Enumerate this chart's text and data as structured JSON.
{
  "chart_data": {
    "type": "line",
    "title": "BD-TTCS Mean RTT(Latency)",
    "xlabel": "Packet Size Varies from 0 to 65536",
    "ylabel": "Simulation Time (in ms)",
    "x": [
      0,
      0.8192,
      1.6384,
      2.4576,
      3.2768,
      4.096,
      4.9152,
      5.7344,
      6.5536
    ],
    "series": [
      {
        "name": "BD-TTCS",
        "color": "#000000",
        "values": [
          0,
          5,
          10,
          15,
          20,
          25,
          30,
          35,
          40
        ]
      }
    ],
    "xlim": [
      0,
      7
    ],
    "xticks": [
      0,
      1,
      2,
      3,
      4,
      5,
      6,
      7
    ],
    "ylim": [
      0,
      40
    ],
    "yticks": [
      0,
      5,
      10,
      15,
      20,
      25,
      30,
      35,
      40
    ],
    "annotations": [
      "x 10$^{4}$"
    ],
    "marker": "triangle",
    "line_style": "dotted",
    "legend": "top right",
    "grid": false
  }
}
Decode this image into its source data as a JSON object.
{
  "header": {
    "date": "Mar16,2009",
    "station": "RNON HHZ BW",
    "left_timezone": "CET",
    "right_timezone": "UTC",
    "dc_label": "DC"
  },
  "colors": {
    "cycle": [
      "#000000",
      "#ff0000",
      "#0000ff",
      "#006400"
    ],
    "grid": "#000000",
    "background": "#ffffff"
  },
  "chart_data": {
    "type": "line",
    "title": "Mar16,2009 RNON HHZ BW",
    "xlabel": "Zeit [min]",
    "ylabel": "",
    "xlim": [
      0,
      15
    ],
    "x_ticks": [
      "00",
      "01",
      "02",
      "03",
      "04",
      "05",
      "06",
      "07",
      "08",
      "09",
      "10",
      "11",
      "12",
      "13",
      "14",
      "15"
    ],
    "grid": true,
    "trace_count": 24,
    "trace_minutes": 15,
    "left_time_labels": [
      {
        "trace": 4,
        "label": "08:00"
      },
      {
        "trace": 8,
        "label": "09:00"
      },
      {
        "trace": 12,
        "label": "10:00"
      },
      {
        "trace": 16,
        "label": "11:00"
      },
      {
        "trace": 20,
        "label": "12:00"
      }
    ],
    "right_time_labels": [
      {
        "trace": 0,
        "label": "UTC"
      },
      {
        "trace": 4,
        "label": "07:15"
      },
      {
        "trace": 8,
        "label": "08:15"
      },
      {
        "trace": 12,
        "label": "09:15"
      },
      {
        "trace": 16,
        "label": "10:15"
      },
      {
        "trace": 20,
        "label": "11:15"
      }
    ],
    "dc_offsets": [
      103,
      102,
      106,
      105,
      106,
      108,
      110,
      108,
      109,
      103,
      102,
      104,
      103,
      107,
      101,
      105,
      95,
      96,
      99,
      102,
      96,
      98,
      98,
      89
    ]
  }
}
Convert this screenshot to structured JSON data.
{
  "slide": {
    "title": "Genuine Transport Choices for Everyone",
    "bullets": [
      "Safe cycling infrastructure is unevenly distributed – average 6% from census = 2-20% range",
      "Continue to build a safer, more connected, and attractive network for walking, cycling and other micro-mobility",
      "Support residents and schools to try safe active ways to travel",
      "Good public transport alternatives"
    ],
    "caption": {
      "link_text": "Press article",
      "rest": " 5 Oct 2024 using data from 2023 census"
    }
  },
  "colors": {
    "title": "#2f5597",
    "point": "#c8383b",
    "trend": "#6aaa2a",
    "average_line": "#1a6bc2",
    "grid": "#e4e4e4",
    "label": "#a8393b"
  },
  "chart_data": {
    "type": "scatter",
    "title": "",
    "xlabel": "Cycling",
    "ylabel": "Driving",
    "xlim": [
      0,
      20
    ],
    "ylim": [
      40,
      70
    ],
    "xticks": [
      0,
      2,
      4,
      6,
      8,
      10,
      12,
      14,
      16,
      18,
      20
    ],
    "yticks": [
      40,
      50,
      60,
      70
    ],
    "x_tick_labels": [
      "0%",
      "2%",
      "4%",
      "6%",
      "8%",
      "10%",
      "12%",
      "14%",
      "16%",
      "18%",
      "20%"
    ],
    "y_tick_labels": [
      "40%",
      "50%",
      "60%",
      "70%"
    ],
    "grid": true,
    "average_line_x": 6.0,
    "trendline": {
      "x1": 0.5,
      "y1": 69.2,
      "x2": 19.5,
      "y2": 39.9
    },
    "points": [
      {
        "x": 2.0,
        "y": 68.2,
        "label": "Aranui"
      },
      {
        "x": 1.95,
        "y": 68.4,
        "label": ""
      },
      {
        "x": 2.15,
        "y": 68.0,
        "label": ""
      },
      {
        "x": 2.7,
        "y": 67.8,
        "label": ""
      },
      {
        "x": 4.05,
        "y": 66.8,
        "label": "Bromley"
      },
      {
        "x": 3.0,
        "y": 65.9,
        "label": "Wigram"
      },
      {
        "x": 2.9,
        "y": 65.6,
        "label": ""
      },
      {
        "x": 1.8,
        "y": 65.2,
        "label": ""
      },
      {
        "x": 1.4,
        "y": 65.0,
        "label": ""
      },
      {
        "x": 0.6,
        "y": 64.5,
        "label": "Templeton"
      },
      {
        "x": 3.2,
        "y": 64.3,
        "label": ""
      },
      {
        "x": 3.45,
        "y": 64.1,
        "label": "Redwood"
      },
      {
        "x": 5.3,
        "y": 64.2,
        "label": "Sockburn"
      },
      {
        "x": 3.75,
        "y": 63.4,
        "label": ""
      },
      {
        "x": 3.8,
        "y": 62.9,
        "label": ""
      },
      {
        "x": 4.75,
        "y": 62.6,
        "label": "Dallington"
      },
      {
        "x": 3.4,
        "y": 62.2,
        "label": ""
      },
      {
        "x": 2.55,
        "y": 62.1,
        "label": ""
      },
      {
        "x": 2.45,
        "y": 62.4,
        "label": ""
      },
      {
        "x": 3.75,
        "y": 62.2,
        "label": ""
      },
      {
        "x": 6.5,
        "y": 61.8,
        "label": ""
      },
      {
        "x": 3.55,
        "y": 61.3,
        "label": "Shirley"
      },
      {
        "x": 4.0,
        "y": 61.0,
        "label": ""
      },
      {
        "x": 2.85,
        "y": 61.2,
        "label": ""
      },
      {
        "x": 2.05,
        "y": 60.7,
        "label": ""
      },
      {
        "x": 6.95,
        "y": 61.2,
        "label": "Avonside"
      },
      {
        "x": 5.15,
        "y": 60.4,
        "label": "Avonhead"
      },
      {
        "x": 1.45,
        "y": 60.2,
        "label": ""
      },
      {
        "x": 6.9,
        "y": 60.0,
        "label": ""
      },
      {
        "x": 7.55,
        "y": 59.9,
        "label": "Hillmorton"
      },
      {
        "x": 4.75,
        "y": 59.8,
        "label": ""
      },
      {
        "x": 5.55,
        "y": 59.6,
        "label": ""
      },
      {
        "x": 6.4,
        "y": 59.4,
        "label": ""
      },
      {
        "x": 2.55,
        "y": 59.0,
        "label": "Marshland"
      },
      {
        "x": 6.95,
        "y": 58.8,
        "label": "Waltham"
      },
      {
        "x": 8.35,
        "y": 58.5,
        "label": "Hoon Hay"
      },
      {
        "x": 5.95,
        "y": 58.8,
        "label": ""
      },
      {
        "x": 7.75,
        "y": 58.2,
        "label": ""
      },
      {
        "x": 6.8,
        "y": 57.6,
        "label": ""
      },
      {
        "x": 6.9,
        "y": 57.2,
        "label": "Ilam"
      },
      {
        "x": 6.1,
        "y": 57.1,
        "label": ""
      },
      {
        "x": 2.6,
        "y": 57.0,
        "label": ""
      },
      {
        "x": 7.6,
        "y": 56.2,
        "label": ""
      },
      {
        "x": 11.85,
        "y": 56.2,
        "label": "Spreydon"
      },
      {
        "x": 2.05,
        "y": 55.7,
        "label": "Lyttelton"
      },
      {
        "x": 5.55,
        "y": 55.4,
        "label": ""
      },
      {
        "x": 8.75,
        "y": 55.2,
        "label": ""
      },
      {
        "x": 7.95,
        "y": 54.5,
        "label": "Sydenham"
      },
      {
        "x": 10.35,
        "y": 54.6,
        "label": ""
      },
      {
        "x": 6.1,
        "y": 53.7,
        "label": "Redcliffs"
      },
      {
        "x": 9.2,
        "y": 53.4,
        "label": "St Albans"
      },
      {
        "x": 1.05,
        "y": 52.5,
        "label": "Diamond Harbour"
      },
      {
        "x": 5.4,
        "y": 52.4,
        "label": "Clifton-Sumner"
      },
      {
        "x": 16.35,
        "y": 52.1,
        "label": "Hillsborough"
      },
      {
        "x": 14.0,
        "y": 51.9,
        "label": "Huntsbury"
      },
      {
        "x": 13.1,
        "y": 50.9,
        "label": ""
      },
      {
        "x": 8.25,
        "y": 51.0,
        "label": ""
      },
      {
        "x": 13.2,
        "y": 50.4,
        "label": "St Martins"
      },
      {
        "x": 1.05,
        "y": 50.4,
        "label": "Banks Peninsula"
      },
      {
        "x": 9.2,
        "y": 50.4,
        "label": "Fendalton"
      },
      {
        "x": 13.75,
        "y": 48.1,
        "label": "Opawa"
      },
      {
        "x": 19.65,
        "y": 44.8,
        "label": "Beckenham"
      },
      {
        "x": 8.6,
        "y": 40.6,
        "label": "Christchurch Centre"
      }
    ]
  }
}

______

▸ What you should do: Determine the number of lines in the records that include the string "TTCS", and respond with that number only.

▸ Task output: 2